** Work to complete **
Scan the data below for the string "views". Show every line where it turns up.

**** Dataset rows

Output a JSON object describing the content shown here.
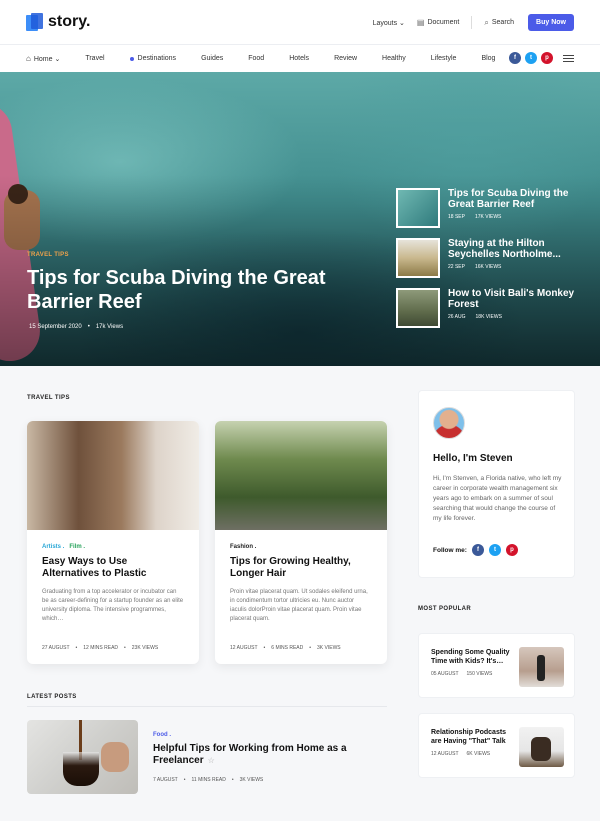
{
  "header": {
    "logo_text": "story.",
    "links": {
      "layouts": "Layouts ⌄",
      "document": "Document",
      "search": "Search",
      "buy_now": "Buy Now"
    }
  },
  "nav": {
    "items": [
      "Home ⌄",
      "Travel",
      "Destinations",
      "Guides",
      "Food",
      "Hotels",
      "Review",
      "Healthy",
      "Lifestyle",
      "Blog"
    ],
    "social": {
      "facebook": "f",
      "twitter": "t",
      "pinterest": "p"
    }
  },
  "hero": {
    "category": "TRAVEL TIPS",
    "title": "Tips for Scuba Diving the Great Barrier Reef",
    "date": "15 September 2020",
    "views": "17k Views",
    "side_posts": [
      {
        "title": "Tips for Scuba Diving the Great Barrier Reef",
        "date": "18 SEP",
        "views": "17K VIEWS"
      },
      {
        "title": "Staying at the Hilton Seychelles Northolme...",
        "date": "22 SEP",
        "views": "16K VIEWS"
      },
      {
        "title": "How to Visit Bali's Monkey Forest",
        "date": "26 AUG",
        "views": "18K VIEWS"
      }
    ]
  },
  "travel_tips": {
    "section_title": "TRAVEL TIPS",
    "cards": [
      {
        "categories": [
          {
            "label": "Artists .",
            "color": "#2aa7d6"
          },
          {
            "label": "Film .",
            "color": "#27a35b"
          }
        ],
        "title": "Easy Ways to Use Alternatives to Plastic",
        "excerpt": "Graduating from a top accelerator or incubator can be as career-defining for a startup founder as an elite university diploma. The intensive programmes, which…",
        "date": "27 AUGUST",
        "read": "12 MINS READ",
        "views": "23K VIEWS"
      },
      {
        "categories": [
          {
            "label": "Fashion .",
            "color": "#222222"
          }
        ],
        "title": "Tips for Growing Healthy, Longer Hair",
        "excerpt": "Proin vitae placerat quam. Ut sodales eleifend urna, in condimentum tortor ultricies eu. Nunc auctor iaculis dolorProin vitae placerat quam. Proin vitae placerat quam.",
        "date": "12 AUGUST",
        "read": "6 MINS READ",
        "views": "3K VIEWS"
      }
    ]
  },
  "latest_posts": {
    "section_title": "LATEST POSTS",
    "post": {
      "category": "Food .",
      "title": "Helpful Tips for Working from Home as a Freelancer",
      "star": "☆",
      "date": "7 AUGUST",
      "read": "11 MINS READ",
      "views": "3K VIEWS"
    }
  },
  "sidebar": {
    "author": {
      "hello": "Hello, I'm Steven",
      "bio": "Hi, I'm Stenven, a Florida native, who left my career in corporate wealth management six years ago to embark on a summer of soul searching that would change the course of my life forever.",
      "follow_label": "Follow me:"
    },
    "most_popular": {
      "section_title": "MOST POPULAR",
      "items": [
        {
          "title": "Spending Some Quality Time with Kids? It's…",
          "date": "05 AUGUST",
          "views": "150 VIEWS"
        },
        {
          "title": "Relationship Podcasts are Having \"That\" Talk",
          "date": "12 AUGUST",
          "views": "6K VIEWS"
        }
      ]
    }
  },
  "colors": {
    "accent": "#4b5be8",
    "hero_category": "#f0a24b"
  }
}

********

** Solution for this exercise **
    "views": "17k Views",
        "views": "17K VIEWS"
        "views": "16K VIEWS"
        "views": "18K VIEWS"
        "views": "23K VIEWS"
        "views": "3K VIEWS"
      "views": "3K VIEWS"
          "views": "150 VIEWS"
          "views": "6K VIEWS"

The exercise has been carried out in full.